# Start of Task inputs
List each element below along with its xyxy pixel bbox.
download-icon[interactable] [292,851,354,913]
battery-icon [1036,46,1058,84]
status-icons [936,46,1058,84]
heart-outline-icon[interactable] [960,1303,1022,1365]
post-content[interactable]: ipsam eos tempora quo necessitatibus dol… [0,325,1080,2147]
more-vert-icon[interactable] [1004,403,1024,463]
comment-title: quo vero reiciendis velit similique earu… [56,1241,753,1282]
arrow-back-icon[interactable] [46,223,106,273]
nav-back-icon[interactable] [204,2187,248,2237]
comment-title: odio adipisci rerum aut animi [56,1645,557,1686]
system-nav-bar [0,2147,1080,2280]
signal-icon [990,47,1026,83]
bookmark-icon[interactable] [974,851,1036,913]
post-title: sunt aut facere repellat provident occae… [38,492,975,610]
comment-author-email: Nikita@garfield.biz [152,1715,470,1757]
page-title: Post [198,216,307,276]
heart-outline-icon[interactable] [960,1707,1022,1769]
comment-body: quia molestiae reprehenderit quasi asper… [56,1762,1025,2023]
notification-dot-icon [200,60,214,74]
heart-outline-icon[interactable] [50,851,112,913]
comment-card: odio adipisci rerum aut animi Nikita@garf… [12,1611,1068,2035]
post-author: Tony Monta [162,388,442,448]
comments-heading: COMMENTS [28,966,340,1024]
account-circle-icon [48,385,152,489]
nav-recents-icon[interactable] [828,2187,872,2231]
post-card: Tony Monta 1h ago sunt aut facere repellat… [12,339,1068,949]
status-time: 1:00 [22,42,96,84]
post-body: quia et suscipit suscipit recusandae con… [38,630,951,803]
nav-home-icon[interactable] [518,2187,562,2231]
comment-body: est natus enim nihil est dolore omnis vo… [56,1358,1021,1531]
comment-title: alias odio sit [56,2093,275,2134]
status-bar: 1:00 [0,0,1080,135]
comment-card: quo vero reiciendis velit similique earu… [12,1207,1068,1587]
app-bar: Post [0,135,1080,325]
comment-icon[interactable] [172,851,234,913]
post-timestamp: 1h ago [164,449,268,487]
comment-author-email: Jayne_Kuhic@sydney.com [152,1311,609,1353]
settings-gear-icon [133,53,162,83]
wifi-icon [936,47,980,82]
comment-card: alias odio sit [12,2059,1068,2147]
# End of Task inputs
**Given instruction**
Copy the items above word for word.

**Result**
List each element below along with its xyxy pixel bbox.
download-icon[interactable] [292,851,354,913]
battery-icon [1036,46,1058,84]
status-icons [936,46,1058,84]
heart-outline-icon[interactable] [960,1303,1022,1365]
post-content[interactable]: ipsam eos tempora quo necessitatibus dol… [0,325,1080,2147]
more-vert-icon[interactable] [1004,403,1024,463]
comment-title: quo vero reiciendis velit similique earu… [56,1241,753,1282]
arrow-back-icon[interactable] [46,223,106,273]
nav-back-icon[interactable] [204,2187,248,2237]
comment-title: odio adipisci rerum aut animi [56,1645,557,1686]
system-nav-bar [0,2147,1080,2280]
signal-icon [990,47,1026,83]
bookmark-icon[interactable] [974,851,1036,913]
post-title: sunt aut facere repellat provident occae… [38,492,975,610]
comment-author-email: Nikita@garfield.biz [152,1715,470,1757]
page-title: Post [198,216,307,276]
heart-outline-icon[interactable] [960,1707,1022,1769]
comment-body: quia molestiae reprehenderit quasi asper… [56,1762,1025,2023]
notification-dot-icon [200,60,214,74]
heart-outline-icon[interactable] [50,851,112,913]
comment-card: odio adipisci rerum aut animi Nikita@garf… [12,1611,1068,2035]
post-author: Tony Monta [162,388,442,448]
comments-heading: COMMENTS [28,966,340,1024]
account-circle-icon [48,385,152,489]
nav-recents-icon[interactable] [828,2187,872,2231]
post-card: Tony Monta 1h ago sunt aut facere repellat… [12,339,1068,949]
status-time: 1:00 [22,42,96,84]
post-body: quia et suscipit suscipit recusandae con… [38,630,951,803]
nav-home-icon[interactable] [518,2187,562,2231]
comment-body: est natus enim nihil est dolore omnis vo… [56,1358,1021,1531]
comment-title: alias odio sit [56,2093,275,2134]
status-bar: 1:00 [0,0,1080,135]
comment-card: quo vero reiciendis velit similique earu… [12,1207,1068,1587]
app-bar: Post [0,135,1080,325]
comment-icon[interactable] [172,851,234,913]
post-timestamp: 1h ago [164,449,268,487]
comment-author-email: Jayne_Kuhic@sydney.com [152,1311,609,1353]
settings-gear-icon [133,53,162,83]
wifi-icon [936,47,980,82]
comment-card: alias odio sit [12,2059,1068,2147]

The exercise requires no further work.